Data listing:
— Begin —

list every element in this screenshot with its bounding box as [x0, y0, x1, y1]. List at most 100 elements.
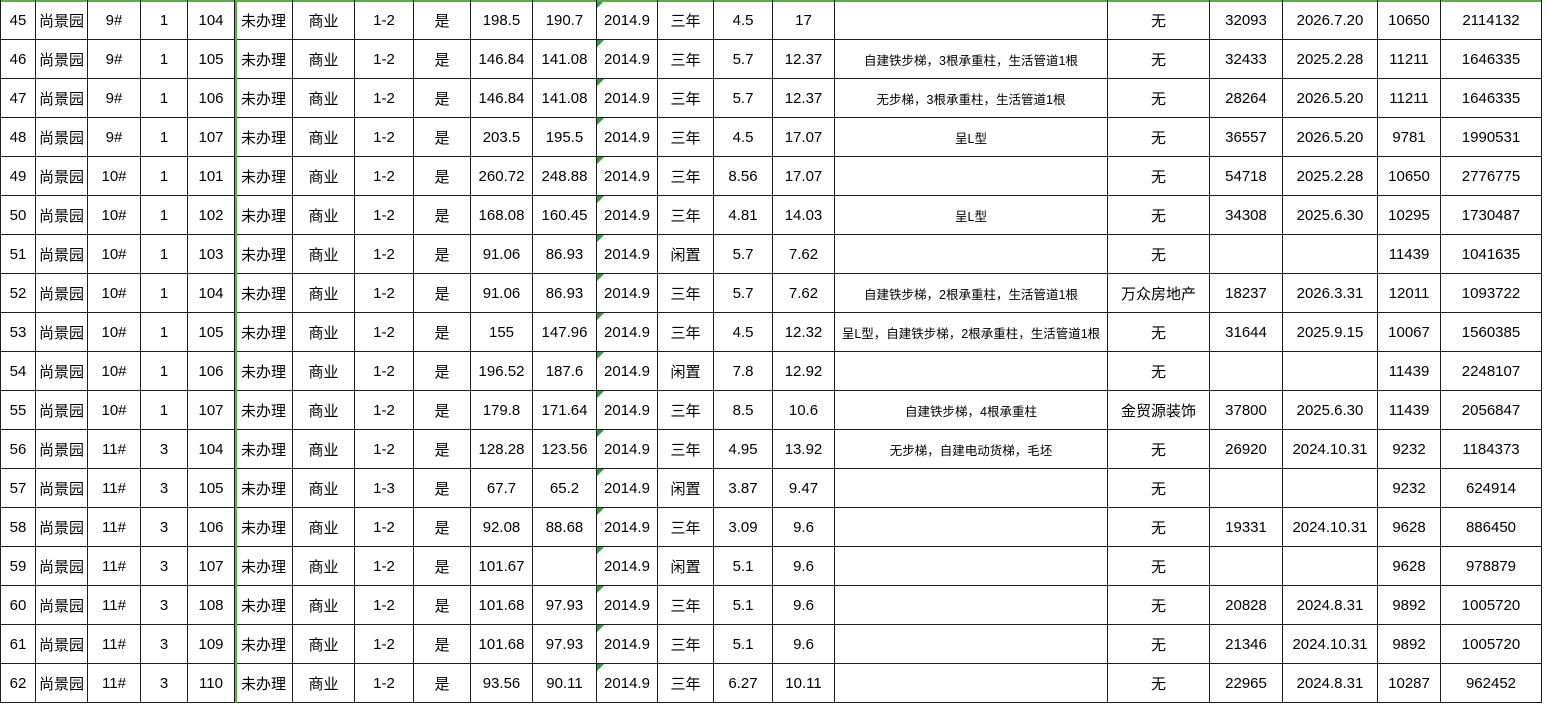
table-cell[interactable]: 商业	[293, 118, 355, 157]
table-cell[interactable]: 90.11	[533, 664, 597, 703]
table-cell[interactable]: 呈L型	[835, 196, 1108, 235]
table-cell[interactable]: 4.5	[714, 313, 773, 352]
table-cell[interactable]: 10#	[88, 157, 141, 196]
table-cell[interactable]: 尚景园	[36, 196, 88, 235]
table-cell[interactable]: 1-2	[355, 1, 414, 40]
table-cell[interactable]: 7.8	[714, 352, 773, 391]
table-cell[interactable]: 5.1	[714, 625, 773, 664]
table-cell[interactable]: 2026.5.20	[1283, 79, 1378, 118]
table-cell[interactable]	[1283, 469, 1378, 508]
table-cell[interactable]: 9892	[1378, 625, 1441, 664]
table-cell[interactable]: 闲置	[658, 352, 714, 391]
table-cell[interactable]: 31644	[1210, 313, 1283, 352]
table-cell[interactable]: 32093	[1210, 1, 1283, 40]
table-cell[interactable]: 2014.9	[597, 157, 658, 196]
table-cell[interactable]: 9.6	[773, 508, 835, 547]
table-cell[interactable]: 是	[414, 625, 471, 664]
table-cell[interactable]: 未办理	[235, 157, 293, 196]
table-cell[interactable]: 146.84	[471, 40, 533, 79]
table-cell[interactable]: 2014.9	[597, 274, 658, 313]
table-cell[interactable]: 104	[188, 274, 235, 313]
table-cell[interactable]: 无	[1108, 118, 1210, 157]
table-cell[interactable]: 商业	[293, 508, 355, 547]
table-cell[interactable]: 商业	[293, 586, 355, 625]
table-cell[interactable]: 6.27	[714, 664, 773, 703]
table-cell[interactable]: 尚景园	[36, 547, 88, 586]
table-cell[interactable]: 3	[141, 664, 188, 703]
table-cell[interactable]: 未办理	[235, 1, 293, 40]
table-cell[interactable]: 无	[1108, 1, 1210, 40]
table-cell[interactable]: 5.7	[714, 235, 773, 274]
table-cell[interactable]: 32433	[1210, 40, 1283, 79]
table-cell[interactable]: 58	[0, 508, 36, 547]
table-cell[interactable]: 11#	[88, 586, 141, 625]
table-cell[interactable]: 190.7	[533, 1, 597, 40]
table-cell[interactable]	[1210, 235, 1283, 274]
table-cell[interactable]: 9.47	[773, 469, 835, 508]
table-cell[interactable]: 无	[1108, 508, 1210, 547]
table-cell[interactable]: 203.5	[471, 118, 533, 157]
table-cell[interactable]: 2014.9	[597, 664, 658, 703]
table-cell[interactable]: 97.93	[533, 586, 597, 625]
table-cell[interactable]: 商业	[293, 547, 355, 586]
table-cell[interactable]: 5.7	[714, 40, 773, 79]
table-cell[interactable]: 5.1	[714, 586, 773, 625]
table-cell[interactable]	[1283, 235, 1378, 274]
table-cell[interactable]: 未办理	[235, 274, 293, 313]
table-cell[interactable]: 26920	[1210, 430, 1283, 469]
table-cell[interactable]: 12.37	[773, 79, 835, 118]
table-cell[interactable]: 248.88	[533, 157, 597, 196]
table-cell[interactable]: 2776775	[1441, 157, 1542, 196]
table-cell[interactable]: 53	[0, 313, 36, 352]
table-cell[interactable]	[1283, 547, 1378, 586]
table-cell[interactable]: 商业	[293, 391, 355, 430]
table-cell[interactable]: 商业	[293, 664, 355, 703]
table-cell[interactable]: 自建铁步梯，2根承重柱，生活管道1根	[835, 274, 1108, 313]
table-cell[interactable]: 13.92	[773, 430, 835, 469]
table-cell[interactable]: 无步梯，3根承重柱，生活管道1根	[835, 79, 1108, 118]
table-cell[interactable]: 未办理	[235, 352, 293, 391]
table-cell[interactable]: 无	[1108, 625, 1210, 664]
table-cell[interactable]: 107	[188, 118, 235, 157]
table-cell[interactable]: 呈L型	[835, 118, 1108, 157]
table-cell[interactable]: 91.06	[471, 235, 533, 274]
table-cell[interactable]: 11439	[1378, 235, 1441, 274]
table-cell[interactable]: 1-2	[355, 430, 414, 469]
table-cell[interactable]: 12011	[1378, 274, 1441, 313]
table-cell[interactable]: 三年	[658, 118, 714, 157]
table-cell[interactable]	[1283, 352, 1378, 391]
table-cell[interactable]: 尚景园	[36, 664, 88, 703]
table-cell[interactable]: 106	[188, 508, 235, 547]
table-cell[interactable]: 2024.10.31	[1283, 430, 1378, 469]
table-cell[interactable]: 10.11	[773, 664, 835, 703]
table-cell[interactable]: 是	[414, 586, 471, 625]
table-cell[interactable]: 11#	[88, 625, 141, 664]
table-cell[interactable]: 是	[414, 508, 471, 547]
table-cell[interactable]: 196.52	[471, 352, 533, 391]
table-cell[interactable]: 商业	[293, 313, 355, 352]
table-cell[interactable]: 17	[773, 1, 835, 40]
table-cell[interactable]: 11#	[88, 664, 141, 703]
table-cell[interactable]: 三年	[658, 196, 714, 235]
table-cell[interactable]: 4.95	[714, 430, 773, 469]
table-cell[interactable]	[835, 352, 1108, 391]
table-cell[interactable]: 28264	[1210, 79, 1283, 118]
table-cell[interactable]: 1-2	[355, 40, 414, 79]
table-cell[interactable]: 商业	[293, 40, 355, 79]
table-cell[interactable]: 1-3	[355, 469, 414, 508]
table-cell[interactable]: 12.32	[773, 313, 835, 352]
table-cell[interactable]: 商业	[293, 352, 355, 391]
table-cell[interactable]: 198.5	[471, 1, 533, 40]
table-cell[interactable]: 1730487	[1441, 196, 1542, 235]
table-cell[interactable]: 三年	[658, 508, 714, 547]
table-cell[interactable]: 呈L型，自建铁步梯，2根承重柱，生活管道1根	[835, 313, 1108, 352]
table-cell[interactable]: 86.93	[533, 235, 597, 274]
table-cell[interactable]: 97.93	[533, 625, 597, 664]
table-cell[interactable]: 108	[188, 586, 235, 625]
table-cell[interactable]: 2024.8.31	[1283, 664, 1378, 703]
table-cell[interactable]: 2026.5.20	[1283, 118, 1378, 157]
table-cell[interactable]: 3	[141, 430, 188, 469]
table-cell[interactable]: 9628	[1378, 547, 1441, 586]
table-cell[interactable]: 未办理	[235, 391, 293, 430]
table-cell[interactable]: 1093722	[1441, 274, 1542, 313]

— End —

Problem requirements:
Update these lines so that every "interactable" becomes "clickable", with nothing else changed, and leave out the picture.

Output for this task:
list every element in this screenshot with its bounding box as [x0, y0, x1, y1]. List at most 100 elements.
table-cell[clickable]: 商业	[293, 118, 355, 157]
table-cell[clickable]: 90.11	[533, 664, 597, 703]
table-cell[clickable]: 呈L型	[835, 196, 1108, 235]
table-cell[clickable]: 4.5	[714, 313, 773, 352]
table-cell[clickable]: 10#	[88, 157, 141, 196]
table-cell[clickable]: 尚景园	[36, 196, 88, 235]
table-cell[clickable]: 1-2	[355, 1, 414, 40]
table-cell[clickable]: 7.8	[714, 352, 773, 391]
table-cell[clickable]: 5.1	[714, 625, 773, 664]
table-cell[clickable]: 2026.5.20	[1283, 79, 1378, 118]
table-cell[clickable]	[1283, 469, 1378, 508]
table-cell[clickable]: 9892	[1378, 625, 1441, 664]
table-cell[clickable]: 闲置	[658, 352, 714, 391]
table-cell[clickable]: 31644	[1210, 313, 1283, 352]
table-cell[clickable]: 32093	[1210, 1, 1283, 40]
table-cell[clickable]: 2014.9	[597, 157, 658, 196]
table-cell[clickable]: 9.6	[773, 508, 835, 547]
table-cell[clickable]: 是	[414, 625, 471, 664]
table-cell[clickable]: 未办理	[235, 157, 293, 196]
table-cell[clickable]: 146.84	[471, 40, 533, 79]
table-cell[clickable]: 2014.9	[597, 274, 658, 313]
table-cell[clickable]: 104	[188, 274, 235, 313]
table-cell[clickable]: 无	[1108, 118, 1210, 157]
table-cell[clickable]: 商业	[293, 508, 355, 547]
table-cell[clickable]: 商业	[293, 586, 355, 625]
table-cell[clickable]: 6.27	[714, 664, 773, 703]
table-cell[clickable]: 尚景园	[36, 547, 88, 586]
table-cell[clickable]: 3	[141, 664, 188, 703]
table-cell[clickable]: 未办理	[235, 1, 293, 40]
table-cell[clickable]: 无	[1108, 1, 1210, 40]
table-cell[clickable]: 5.7	[714, 235, 773, 274]
table-cell[clickable]: 32433	[1210, 40, 1283, 79]
table-cell[clickable]: 58	[0, 508, 36, 547]
table-cell[clickable]: 11#	[88, 586, 141, 625]
table-cell[clickable]: 190.7	[533, 1, 597, 40]
table-cell[clickable]	[1210, 235, 1283, 274]
table-cell[clickable]: 9.47	[773, 469, 835, 508]
table-cell[clickable]: 无	[1108, 508, 1210, 547]
table-cell[clickable]: 203.5	[471, 118, 533, 157]
table-cell[clickable]: 2014.9	[597, 664, 658, 703]
table-cell[clickable]: 97.93	[533, 586, 597, 625]
table-cell[clickable]: 商业	[293, 547, 355, 586]
table-cell[clickable]: 5.7	[714, 40, 773, 79]
table-cell[clickable]: 5.1	[714, 586, 773, 625]
table-cell[clickable]	[1283, 235, 1378, 274]
table-cell[clickable]: 未办理	[235, 274, 293, 313]
table-cell[clickable]: 26920	[1210, 430, 1283, 469]
table-cell[clickable]: 12.37	[773, 79, 835, 118]
table-cell[clickable]: 248.88	[533, 157, 597, 196]
table-cell[clickable]: 2776775	[1441, 157, 1542, 196]
table-cell[clickable]: 53	[0, 313, 36, 352]
table-cell[clickable]	[1283, 547, 1378, 586]
table-cell[clickable]: 商业	[293, 391, 355, 430]
table-cell[clickable]: 商业	[293, 664, 355, 703]
table-cell[clickable]: 自建铁步梯，2根承重柱，生活管道1根	[835, 274, 1108, 313]
table-cell[clickable]: 13.92	[773, 430, 835, 469]
table-cell[clickable]: 无步梯，3根承重柱，生活管道1根	[835, 79, 1108, 118]
table-cell[clickable]: 未办理	[235, 352, 293, 391]
table-cell[clickable]: 无	[1108, 625, 1210, 664]
table-cell[clickable]: 107	[188, 118, 235, 157]
table-cell[clickable]: 呈L型	[835, 118, 1108, 157]
table-cell[clickable]: 91.06	[471, 235, 533, 274]
table-cell[clickable]: 11439	[1378, 235, 1441, 274]
table-cell[clickable]: 1-2	[355, 430, 414, 469]
table-cell[clickable]: 12011	[1378, 274, 1441, 313]
table-cell[clickable]: 三年	[658, 118, 714, 157]
table-cell[clickable]	[1283, 352, 1378, 391]
table-cell[clickable]: 尚景园	[36, 664, 88, 703]
table-cell[clickable]: 106	[188, 508, 235, 547]
table-cell[clickable]: 2024.10.31	[1283, 430, 1378, 469]
table-cell[clickable]: 10.11	[773, 664, 835, 703]
table-cell[clickable]: 是	[414, 586, 471, 625]
table-cell[clickable]: 11#	[88, 625, 141, 664]
table-cell[clickable]: 是	[414, 508, 471, 547]
table-cell[clickable]: 196.52	[471, 352, 533, 391]
table-cell[clickable]: 商业	[293, 313, 355, 352]
table-cell[clickable]: 17	[773, 1, 835, 40]
table-cell[clickable]: 11#	[88, 664, 141, 703]
table-cell[clickable]: 三年	[658, 196, 714, 235]
table-cell[clickable]: 4.95	[714, 430, 773, 469]
table-cell[clickable]	[835, 352, 1108, 391]
table-cell[clickable]: 28264	[1210, 79, 1283, 118]
table-cell[clickable]: 1-2	[355, 40, 414, 79]
table-cell[clickable]: 商业	[293, 40, 355, 79]
table-cell[clickable]: 1-3	[355, 469, 414, 508]
table-cell[clickable]: 12.32	[773, 313, 835, 352]
table-cell[clickable]: 商业	[293, 352, 355, 391]
table-cell[clickable]: 198.5	[471, 1, 533, 40]
table-cell[clickable]: 1730487	[1441, 196, 1542, 235]
table-cell[clickable]: 三年	[658, 508, 714, 547]
table-cell[clickable]: 呈L型，自建铁步梯，2根承重柱，生活管道1根	[835, 313, 1108, 352]
table-cell[clickable]: 86.93	[533, 235, 597, 274]
table-cell[clickable]: 97.93	[533, 625, 597, 664]
table-cell[clickable]: 108	[188, 586, 235, 625]
table-cell[clickable]: 2024.8.31	[1283, 664, 1378, 703]
table-cell[clickable]: 2026.5.20	[1283, 118, 1378, 157]
table-cell[clickable]: 3	[141, 430, 188, 469]
table-cell[clickable]: 9628	[1378, 547, 1441, 586]
table-cell[clickable]: 未办理	[235, 391, 293, 430]
table-cell[clickable]: 1093722	[1441, 274, 1542, 313]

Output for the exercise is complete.